Exercise aim —
Could you tally the lines of the entries that carry the string "mantiene"? Reply with the number and nothing more.

[Stored records]
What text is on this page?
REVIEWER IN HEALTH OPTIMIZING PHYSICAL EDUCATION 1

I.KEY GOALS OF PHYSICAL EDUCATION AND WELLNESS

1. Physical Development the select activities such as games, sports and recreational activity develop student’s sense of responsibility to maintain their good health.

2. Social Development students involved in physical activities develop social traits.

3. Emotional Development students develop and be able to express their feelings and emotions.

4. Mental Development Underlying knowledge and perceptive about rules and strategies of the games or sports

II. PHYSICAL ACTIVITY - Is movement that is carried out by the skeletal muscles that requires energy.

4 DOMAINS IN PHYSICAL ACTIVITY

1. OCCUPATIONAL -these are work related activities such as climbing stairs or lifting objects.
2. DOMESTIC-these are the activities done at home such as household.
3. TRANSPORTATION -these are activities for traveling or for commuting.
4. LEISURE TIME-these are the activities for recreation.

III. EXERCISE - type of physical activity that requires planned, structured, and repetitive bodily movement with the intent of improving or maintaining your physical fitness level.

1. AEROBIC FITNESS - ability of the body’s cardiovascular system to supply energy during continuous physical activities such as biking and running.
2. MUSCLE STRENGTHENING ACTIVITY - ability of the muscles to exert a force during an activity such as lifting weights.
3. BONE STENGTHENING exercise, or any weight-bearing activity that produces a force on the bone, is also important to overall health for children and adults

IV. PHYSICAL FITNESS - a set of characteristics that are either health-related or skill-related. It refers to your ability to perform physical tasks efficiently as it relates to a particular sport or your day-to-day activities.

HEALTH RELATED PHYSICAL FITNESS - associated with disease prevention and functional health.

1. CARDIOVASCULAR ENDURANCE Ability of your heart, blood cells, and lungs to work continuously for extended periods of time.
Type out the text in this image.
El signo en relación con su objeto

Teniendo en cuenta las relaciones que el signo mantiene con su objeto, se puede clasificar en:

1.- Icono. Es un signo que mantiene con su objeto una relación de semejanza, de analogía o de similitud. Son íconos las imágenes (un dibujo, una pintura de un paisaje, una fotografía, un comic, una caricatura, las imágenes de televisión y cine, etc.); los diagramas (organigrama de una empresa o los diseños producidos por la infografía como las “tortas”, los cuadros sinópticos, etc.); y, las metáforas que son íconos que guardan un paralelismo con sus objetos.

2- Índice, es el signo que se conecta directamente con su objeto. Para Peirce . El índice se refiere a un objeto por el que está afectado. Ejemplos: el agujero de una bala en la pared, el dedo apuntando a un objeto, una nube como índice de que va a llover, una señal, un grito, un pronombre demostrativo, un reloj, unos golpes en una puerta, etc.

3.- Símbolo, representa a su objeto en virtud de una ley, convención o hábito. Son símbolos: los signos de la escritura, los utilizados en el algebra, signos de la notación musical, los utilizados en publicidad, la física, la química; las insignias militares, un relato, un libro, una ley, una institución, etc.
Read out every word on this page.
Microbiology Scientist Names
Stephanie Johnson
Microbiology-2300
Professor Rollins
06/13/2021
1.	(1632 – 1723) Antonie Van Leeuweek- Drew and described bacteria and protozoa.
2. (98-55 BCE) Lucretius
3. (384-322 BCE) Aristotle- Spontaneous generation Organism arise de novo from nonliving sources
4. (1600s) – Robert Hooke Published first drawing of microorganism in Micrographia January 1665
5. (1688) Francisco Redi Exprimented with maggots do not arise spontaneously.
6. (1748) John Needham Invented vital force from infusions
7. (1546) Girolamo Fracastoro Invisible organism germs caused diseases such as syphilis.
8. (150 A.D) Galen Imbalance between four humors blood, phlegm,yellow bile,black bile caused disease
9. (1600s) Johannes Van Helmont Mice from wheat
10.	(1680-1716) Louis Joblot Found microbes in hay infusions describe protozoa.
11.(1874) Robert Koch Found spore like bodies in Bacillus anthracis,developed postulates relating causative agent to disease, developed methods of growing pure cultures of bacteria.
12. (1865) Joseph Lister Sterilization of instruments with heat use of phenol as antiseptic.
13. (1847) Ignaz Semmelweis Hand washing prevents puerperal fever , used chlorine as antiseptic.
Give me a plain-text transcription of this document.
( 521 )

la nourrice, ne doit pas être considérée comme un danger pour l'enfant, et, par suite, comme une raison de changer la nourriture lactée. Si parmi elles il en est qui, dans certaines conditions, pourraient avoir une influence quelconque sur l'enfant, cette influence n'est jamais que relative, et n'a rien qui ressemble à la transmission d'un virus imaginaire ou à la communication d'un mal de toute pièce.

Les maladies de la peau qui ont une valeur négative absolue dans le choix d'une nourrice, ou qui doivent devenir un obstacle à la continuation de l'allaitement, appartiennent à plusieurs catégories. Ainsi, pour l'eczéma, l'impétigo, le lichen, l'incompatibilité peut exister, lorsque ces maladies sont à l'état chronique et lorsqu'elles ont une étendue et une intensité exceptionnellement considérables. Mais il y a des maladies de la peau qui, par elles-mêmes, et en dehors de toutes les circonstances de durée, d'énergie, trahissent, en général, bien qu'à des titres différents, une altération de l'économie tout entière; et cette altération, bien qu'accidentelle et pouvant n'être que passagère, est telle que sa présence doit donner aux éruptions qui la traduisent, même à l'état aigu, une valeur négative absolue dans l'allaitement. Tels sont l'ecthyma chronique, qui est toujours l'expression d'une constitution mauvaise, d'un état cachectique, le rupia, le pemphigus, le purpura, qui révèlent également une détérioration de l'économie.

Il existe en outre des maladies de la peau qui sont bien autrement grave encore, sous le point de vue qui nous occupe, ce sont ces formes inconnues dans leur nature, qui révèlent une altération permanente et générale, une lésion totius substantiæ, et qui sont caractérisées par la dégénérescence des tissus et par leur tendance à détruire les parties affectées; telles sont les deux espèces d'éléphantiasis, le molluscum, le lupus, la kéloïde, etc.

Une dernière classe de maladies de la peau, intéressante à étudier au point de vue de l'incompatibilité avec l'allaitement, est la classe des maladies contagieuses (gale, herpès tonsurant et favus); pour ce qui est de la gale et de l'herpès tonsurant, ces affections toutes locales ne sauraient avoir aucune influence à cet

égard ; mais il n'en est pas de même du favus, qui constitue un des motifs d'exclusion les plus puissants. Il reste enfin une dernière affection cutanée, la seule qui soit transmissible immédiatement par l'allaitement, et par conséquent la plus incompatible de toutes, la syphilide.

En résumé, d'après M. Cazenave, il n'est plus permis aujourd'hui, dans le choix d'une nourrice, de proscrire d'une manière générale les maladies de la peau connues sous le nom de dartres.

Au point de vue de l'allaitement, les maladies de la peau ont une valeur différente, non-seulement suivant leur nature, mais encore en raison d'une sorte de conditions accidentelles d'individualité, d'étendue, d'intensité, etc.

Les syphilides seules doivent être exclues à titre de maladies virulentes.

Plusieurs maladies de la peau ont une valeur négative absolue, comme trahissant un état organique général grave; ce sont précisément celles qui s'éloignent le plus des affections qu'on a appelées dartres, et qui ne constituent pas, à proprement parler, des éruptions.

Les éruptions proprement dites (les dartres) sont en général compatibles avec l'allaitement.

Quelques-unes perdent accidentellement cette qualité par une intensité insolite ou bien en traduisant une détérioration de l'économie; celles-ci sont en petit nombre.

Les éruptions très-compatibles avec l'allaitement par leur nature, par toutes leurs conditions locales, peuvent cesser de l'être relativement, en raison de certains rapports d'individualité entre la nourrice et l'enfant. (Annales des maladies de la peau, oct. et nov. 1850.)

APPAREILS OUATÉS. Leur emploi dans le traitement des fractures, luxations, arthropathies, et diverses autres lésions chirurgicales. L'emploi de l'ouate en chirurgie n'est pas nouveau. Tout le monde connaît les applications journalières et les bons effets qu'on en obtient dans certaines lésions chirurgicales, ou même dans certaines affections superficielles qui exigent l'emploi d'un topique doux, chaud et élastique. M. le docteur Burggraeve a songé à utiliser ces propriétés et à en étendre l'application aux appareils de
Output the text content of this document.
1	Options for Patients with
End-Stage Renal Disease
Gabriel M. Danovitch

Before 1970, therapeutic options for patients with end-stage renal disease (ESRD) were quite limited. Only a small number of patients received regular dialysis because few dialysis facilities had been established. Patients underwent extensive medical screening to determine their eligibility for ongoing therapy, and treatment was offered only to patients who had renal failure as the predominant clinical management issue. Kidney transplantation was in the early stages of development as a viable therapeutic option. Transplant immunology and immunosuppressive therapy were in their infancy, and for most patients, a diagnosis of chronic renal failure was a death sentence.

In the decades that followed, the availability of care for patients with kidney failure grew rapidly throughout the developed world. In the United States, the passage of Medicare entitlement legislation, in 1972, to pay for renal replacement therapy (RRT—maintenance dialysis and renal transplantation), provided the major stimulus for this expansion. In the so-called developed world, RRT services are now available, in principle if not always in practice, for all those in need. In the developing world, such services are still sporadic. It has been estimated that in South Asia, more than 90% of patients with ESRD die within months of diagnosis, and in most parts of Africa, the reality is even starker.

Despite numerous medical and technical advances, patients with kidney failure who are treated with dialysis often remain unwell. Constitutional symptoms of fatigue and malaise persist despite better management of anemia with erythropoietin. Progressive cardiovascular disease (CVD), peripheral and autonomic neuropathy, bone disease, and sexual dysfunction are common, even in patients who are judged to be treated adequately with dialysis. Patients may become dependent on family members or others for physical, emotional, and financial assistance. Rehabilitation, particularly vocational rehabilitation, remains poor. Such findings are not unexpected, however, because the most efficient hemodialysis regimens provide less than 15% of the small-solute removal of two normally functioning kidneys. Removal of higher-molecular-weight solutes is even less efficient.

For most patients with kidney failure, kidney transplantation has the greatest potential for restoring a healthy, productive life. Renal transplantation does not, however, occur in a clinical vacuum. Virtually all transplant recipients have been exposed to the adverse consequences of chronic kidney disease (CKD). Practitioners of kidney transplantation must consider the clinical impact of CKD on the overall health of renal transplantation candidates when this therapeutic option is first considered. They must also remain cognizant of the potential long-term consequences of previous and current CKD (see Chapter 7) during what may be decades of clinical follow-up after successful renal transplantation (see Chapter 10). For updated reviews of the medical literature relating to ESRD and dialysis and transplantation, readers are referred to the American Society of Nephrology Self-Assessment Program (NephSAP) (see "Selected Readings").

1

Result of the task —
2